%%

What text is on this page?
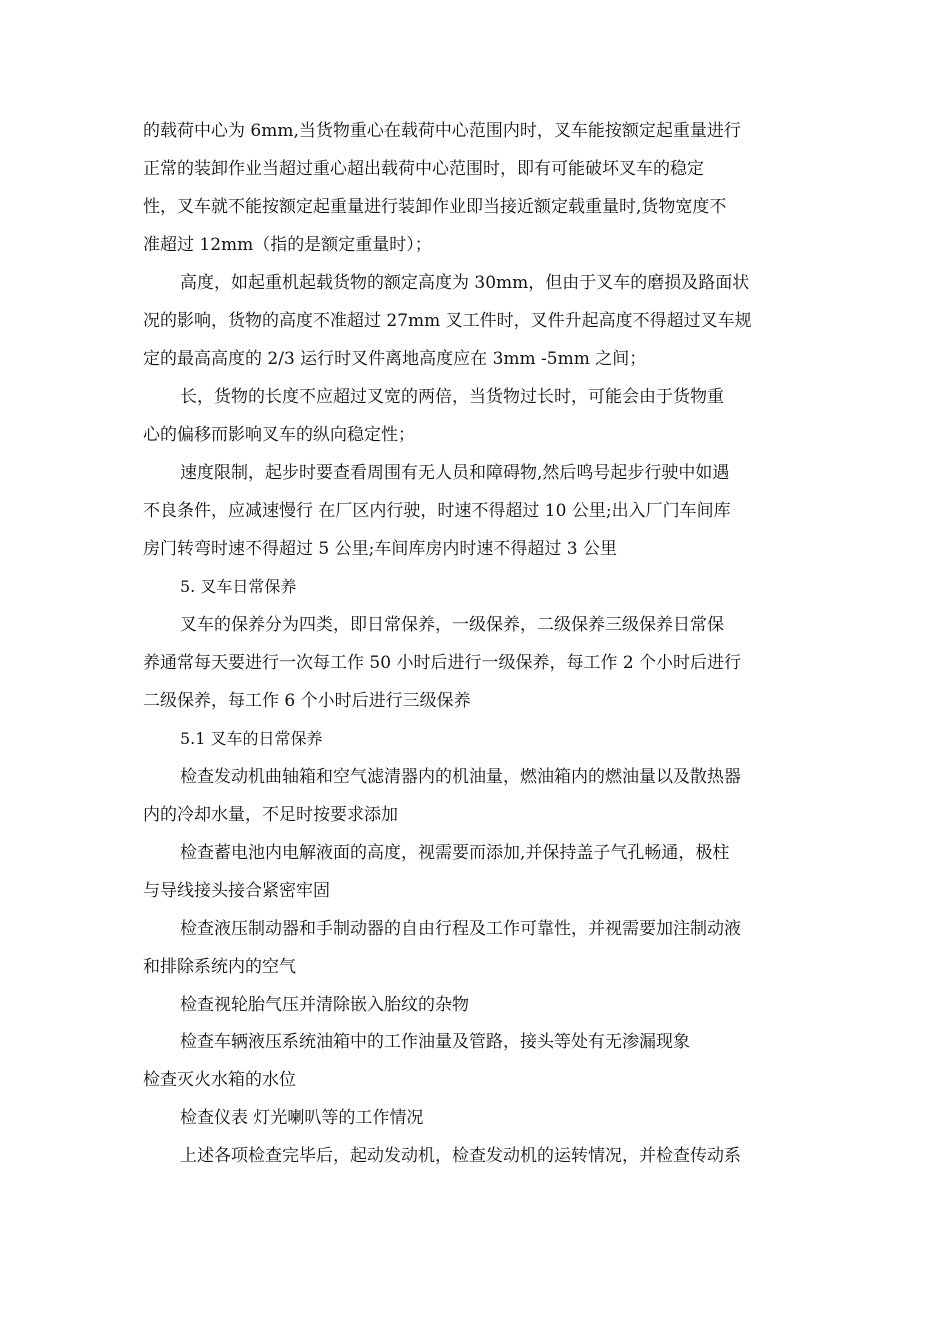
的载荷中心为 6mm,当货物重心在载荷中心范围内时，叉车能按额定起重量进行
正常的装卸作业当超过重心超出载荷中心范围时，即有可能破坏叉车的稳定
性，叉车就不能按额定起重量进行装卸作业即当接近额定载重量时,货物宽度不
准超过 12mm（指的是额定重量时）；
高度，如起重机起载货物的额定高度为 30mm，但由于叉车的磨损及路面状
况的影响，货物的高度不准超过 27mm 叉工件时，叉件升起高度不得超过叉车规
定的最高高度的 2/3 运行时叉件离地高度应在 3mm -5mm 之间；
长，货物的长度不应超过叉宽的两倍，当货物过长时，可能会由于货物重
心的偏移而影响叉车的纵向稳定性；
速度限制，起步时要查看周围有无人员和障碍物,然后鸣号起步行驶中如遇
不良条件，应减速慢行 在厂区内行驶，时速不得超过 10 公里;出入厂门车间库
房门转弯时速不得超过 5 公里;车间库房内时速不得超过 3 公里
5. 叉车日常保养
叉车的保养分为四类，即日常保养，一级保养，二级保养三级保养日常保
养通常每天要进行一次每工作 50 小时后进行一级保养，每工作 2 个小时后进行
二级保养，每工作 6 个小时后进行三级保养
5.1 叉车的日常保养
检查发动机曲轴箱和空气滤清器内的机油量，燃油箱内的燃油量以及散热器
内的冷却水量，不足时按要求添加
检查蓄电池内电解液面的高度，视需要而添加,并保持盖子气孔畅通，极柱
与导线接头接合紧密牢固
检查液压制动器和手制动器的自由行程及工作可靠性，并视需要加注制动液
和排除系统内的空气
检查视轮胎气压并清除嵌入胎纹的杂物
检查车辆液压系统油箱中的工作油量及管路，接头等处有无渗漏现象
检查灭火水箱的水位
检查仪表 灯光喇叭等的工作情况
上述各项检查完毕后，起动发动机，检查发动机的运转情况，并检查传动系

%%

▶ **Requirements**:
Reproduce all of the data exactly; the pictures do not belong in the copy.

▶ **Result of the task**:
What text is on this page?
的载荷中心为 6mm,当货物重心在载荷中心范围内时，叉车能按额定起重量进行
正常的装卸作业当超过重心超出载荷中心范围时，即有可能破坏叉车的稳定
性，叉车就不能按额定起重量进行装卸作业即当接近额定载重量时,货物宽度不
准超过 12mm（指的是额定重量时）；
高度，如起重机起载货物的额定高度为 30mm，但由于叉车的磨损及路面状
况的影响，货物的高度不准超过 27mm 叉工件时，叉件升起高度不得超过叉车规
定的最高高度的 2/3 运行时叉件离地高度应在 3mm -5mm 之间；
长，货物的长度不应超过叉宽的两倍，当货物过长时，可能会由于货物重
心的偏移而影响叉车的纵向稳定性；
速度限制，起步时要查看周围有无人员和障碍物,然后鸣号起步行驶中如遇
不良条件，应减速慢行 在厂区内行驶，时速不得超过 10 公里;出入厂门车间库
房门转弯时速不得超过 5 公里;车间库房内时速不得超过 3 公里
5. 叉车日常保养
叉车的保养分为四类，即日常保养，一级保养，二级保养三级保养日常保
养通常每天要进行一次每工作 50 小时后进行一级保养，每工作 2 个小时后进行
二级保养，每工作 6 个小时后进行三级保养
5.1 叉车的日常保养
检查发动机曲轴箱和空气滤清器内的机油量，燃油箱内的燃油量以及散热器
内的冷却水量，不足时按要求添加
检查蓄电池内电解液面的高度，视需要而添加,并保持盖子气孔畅通，极柱
与导线接头接合紧密牢固
检查液压制动器和手制动器的自由行程及工作可靠性，并视需要加注制动液
和排除系统内的空气
检查视轮胎气压并清除嵌入胎纹的杂物
检查车辆液压系统油箱中的工作油量及管路，接头等处有无渗漏现象
检查灭火水箱的水位
检查仪表 灯光喇叭等的工作情况
上述各项检查完毕后，起动发动机，检查发动机的运转情况，并检查传动系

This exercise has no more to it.